▸ TASK REQUIREMENTS: Wherever a line in the data below holds "support", copy that line.

▸ MATERIAL FOR THE TASK:
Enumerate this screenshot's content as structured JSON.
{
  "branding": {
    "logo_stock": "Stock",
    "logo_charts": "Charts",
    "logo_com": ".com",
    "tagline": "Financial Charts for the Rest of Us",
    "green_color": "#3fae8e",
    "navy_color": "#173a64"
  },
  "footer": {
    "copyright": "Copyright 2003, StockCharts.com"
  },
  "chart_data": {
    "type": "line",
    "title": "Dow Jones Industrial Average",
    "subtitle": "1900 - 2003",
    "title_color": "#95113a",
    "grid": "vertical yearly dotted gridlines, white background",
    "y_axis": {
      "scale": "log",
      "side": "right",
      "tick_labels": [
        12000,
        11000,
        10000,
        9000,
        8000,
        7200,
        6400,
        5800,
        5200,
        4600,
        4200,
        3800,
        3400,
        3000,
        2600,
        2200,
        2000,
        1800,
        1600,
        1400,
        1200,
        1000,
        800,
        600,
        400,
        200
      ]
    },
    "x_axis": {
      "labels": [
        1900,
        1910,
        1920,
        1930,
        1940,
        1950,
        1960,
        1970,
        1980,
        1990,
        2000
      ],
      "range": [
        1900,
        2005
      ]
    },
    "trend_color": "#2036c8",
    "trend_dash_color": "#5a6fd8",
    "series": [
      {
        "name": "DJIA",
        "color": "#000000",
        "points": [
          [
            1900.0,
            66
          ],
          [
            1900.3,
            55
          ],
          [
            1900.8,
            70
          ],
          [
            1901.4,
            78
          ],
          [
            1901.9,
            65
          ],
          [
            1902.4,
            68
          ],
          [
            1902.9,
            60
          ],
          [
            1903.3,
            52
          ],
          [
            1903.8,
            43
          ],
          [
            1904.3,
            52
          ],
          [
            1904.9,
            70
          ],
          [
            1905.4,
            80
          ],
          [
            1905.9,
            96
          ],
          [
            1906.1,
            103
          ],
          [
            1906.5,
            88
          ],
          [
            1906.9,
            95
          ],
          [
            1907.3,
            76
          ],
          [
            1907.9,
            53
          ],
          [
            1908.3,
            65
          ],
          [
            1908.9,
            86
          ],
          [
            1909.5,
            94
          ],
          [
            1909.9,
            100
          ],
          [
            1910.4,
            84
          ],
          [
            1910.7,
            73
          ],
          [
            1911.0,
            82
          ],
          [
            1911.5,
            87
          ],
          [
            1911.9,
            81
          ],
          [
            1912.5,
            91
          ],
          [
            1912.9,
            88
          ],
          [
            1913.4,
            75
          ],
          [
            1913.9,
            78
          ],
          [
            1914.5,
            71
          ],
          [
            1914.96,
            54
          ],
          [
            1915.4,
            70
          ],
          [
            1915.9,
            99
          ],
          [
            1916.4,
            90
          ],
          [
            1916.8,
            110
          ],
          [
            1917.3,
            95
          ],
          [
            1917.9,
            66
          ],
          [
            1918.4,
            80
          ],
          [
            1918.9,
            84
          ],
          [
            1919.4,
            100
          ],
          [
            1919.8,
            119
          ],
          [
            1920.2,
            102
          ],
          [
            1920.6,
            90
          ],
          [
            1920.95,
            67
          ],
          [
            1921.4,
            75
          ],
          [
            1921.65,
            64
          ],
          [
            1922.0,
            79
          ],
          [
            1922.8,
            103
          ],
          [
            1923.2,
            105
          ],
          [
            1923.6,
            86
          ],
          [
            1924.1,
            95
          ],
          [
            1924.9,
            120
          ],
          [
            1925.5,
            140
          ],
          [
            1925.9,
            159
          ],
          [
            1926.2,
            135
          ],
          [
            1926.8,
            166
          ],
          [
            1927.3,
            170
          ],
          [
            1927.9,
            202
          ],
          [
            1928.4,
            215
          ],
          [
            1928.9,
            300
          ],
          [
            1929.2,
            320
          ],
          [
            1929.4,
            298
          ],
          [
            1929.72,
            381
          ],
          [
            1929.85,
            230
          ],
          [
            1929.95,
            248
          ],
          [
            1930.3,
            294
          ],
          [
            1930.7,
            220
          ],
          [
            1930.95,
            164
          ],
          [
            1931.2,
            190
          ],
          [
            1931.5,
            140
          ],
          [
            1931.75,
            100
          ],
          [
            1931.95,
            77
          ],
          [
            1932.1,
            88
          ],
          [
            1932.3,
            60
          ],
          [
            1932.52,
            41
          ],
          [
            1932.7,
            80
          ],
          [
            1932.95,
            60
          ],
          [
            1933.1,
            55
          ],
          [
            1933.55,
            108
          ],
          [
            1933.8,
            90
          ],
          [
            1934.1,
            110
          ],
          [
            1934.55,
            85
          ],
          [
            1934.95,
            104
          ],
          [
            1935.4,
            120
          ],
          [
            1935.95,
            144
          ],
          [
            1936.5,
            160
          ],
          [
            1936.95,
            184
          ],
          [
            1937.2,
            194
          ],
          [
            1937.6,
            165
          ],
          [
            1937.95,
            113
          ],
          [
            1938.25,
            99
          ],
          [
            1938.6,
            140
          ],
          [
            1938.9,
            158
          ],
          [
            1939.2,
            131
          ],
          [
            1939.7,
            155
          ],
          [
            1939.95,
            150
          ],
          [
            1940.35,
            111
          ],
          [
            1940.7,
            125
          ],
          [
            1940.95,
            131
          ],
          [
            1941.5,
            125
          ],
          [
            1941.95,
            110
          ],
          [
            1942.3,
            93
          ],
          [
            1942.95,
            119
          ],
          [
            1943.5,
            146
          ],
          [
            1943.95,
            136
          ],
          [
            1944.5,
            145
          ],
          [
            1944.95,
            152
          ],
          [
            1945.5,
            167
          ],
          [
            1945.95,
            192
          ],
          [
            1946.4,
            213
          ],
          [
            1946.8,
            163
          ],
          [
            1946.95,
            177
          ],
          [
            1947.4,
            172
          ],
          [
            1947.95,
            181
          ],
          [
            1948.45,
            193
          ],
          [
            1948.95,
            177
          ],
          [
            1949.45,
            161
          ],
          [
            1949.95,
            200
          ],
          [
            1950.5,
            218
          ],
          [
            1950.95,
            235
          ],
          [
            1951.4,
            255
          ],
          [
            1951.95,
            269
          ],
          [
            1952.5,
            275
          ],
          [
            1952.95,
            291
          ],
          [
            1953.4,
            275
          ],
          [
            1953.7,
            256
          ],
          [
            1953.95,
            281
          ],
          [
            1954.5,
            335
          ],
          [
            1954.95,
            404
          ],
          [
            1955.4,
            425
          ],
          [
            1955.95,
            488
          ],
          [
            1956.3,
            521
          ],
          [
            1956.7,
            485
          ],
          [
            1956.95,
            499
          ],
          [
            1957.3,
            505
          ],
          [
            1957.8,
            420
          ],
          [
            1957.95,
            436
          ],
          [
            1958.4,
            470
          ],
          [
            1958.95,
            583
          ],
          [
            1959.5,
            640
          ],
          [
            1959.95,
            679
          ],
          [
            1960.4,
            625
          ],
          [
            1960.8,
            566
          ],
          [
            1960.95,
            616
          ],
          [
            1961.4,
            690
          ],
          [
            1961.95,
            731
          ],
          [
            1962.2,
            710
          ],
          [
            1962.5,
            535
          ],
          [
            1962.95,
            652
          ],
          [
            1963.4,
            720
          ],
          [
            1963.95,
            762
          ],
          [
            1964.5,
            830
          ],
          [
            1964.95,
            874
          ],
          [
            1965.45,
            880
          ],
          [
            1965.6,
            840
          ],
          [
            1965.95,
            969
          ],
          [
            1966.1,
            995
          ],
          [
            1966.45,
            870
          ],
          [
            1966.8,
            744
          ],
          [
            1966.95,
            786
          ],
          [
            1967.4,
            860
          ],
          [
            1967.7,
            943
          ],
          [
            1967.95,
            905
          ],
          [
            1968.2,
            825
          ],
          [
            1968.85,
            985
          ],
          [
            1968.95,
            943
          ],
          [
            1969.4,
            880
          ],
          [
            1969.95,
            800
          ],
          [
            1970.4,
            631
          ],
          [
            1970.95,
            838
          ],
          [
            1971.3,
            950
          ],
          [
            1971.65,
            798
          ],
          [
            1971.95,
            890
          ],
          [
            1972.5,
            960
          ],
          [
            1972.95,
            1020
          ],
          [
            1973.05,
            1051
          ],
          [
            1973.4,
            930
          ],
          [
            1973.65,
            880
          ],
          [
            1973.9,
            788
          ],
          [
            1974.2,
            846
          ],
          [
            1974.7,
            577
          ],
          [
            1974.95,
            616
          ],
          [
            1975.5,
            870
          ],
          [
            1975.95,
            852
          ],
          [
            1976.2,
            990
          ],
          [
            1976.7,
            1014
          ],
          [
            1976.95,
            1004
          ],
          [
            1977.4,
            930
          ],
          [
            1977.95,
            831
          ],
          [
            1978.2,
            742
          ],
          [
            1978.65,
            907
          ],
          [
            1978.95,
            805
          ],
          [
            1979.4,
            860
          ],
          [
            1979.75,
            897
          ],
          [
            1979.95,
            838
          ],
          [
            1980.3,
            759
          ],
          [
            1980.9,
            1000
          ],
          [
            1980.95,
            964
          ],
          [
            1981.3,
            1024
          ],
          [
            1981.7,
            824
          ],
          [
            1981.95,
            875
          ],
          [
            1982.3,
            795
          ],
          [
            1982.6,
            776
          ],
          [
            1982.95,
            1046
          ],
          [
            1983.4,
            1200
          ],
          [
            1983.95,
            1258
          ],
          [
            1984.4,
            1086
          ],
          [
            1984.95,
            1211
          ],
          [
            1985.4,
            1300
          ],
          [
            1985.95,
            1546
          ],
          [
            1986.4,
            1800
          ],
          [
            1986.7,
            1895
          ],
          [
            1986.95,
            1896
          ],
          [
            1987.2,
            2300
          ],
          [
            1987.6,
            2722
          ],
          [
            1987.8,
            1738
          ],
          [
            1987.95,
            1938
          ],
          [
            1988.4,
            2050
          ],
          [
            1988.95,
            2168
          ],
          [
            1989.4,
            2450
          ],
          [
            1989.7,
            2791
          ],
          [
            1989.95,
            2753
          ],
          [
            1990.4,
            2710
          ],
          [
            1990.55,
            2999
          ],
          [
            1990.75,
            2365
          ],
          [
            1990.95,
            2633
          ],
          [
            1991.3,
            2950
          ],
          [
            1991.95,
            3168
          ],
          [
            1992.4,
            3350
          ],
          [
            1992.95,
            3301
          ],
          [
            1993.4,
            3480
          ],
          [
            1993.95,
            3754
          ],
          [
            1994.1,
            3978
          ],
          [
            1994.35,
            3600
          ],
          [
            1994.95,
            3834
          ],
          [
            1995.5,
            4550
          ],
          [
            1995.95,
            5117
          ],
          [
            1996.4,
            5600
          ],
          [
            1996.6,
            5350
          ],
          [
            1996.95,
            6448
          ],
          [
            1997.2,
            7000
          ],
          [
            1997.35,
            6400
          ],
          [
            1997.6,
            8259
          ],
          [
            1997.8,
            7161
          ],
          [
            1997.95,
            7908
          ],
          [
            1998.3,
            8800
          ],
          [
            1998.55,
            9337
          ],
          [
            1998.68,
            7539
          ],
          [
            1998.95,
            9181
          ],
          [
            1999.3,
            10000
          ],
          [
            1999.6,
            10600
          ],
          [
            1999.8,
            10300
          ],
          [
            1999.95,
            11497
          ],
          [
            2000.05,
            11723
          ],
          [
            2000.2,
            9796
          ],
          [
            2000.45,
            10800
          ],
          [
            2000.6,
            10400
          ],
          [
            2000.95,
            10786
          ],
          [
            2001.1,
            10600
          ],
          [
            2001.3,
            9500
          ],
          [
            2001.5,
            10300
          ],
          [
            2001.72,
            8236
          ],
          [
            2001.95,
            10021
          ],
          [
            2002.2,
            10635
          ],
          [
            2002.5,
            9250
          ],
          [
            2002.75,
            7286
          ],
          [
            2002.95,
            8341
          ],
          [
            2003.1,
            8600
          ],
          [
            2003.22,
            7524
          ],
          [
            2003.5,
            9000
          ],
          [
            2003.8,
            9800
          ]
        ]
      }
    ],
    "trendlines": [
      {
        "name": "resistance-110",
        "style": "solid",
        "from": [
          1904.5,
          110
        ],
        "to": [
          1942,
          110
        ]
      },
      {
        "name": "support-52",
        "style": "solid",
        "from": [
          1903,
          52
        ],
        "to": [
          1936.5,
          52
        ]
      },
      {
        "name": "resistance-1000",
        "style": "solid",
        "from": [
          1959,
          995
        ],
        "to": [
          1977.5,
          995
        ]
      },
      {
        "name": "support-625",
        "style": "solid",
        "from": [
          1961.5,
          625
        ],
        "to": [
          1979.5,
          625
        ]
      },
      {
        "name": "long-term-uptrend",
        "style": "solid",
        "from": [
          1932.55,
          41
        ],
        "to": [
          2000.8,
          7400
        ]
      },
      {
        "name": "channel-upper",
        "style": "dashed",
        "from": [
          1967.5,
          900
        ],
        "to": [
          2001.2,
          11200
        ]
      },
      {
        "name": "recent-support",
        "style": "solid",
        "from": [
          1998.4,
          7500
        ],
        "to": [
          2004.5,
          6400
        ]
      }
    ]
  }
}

▸ ANSWER BELOW:
        "name": "support-52",
        "name": "support-625",
        "name": "recent-support",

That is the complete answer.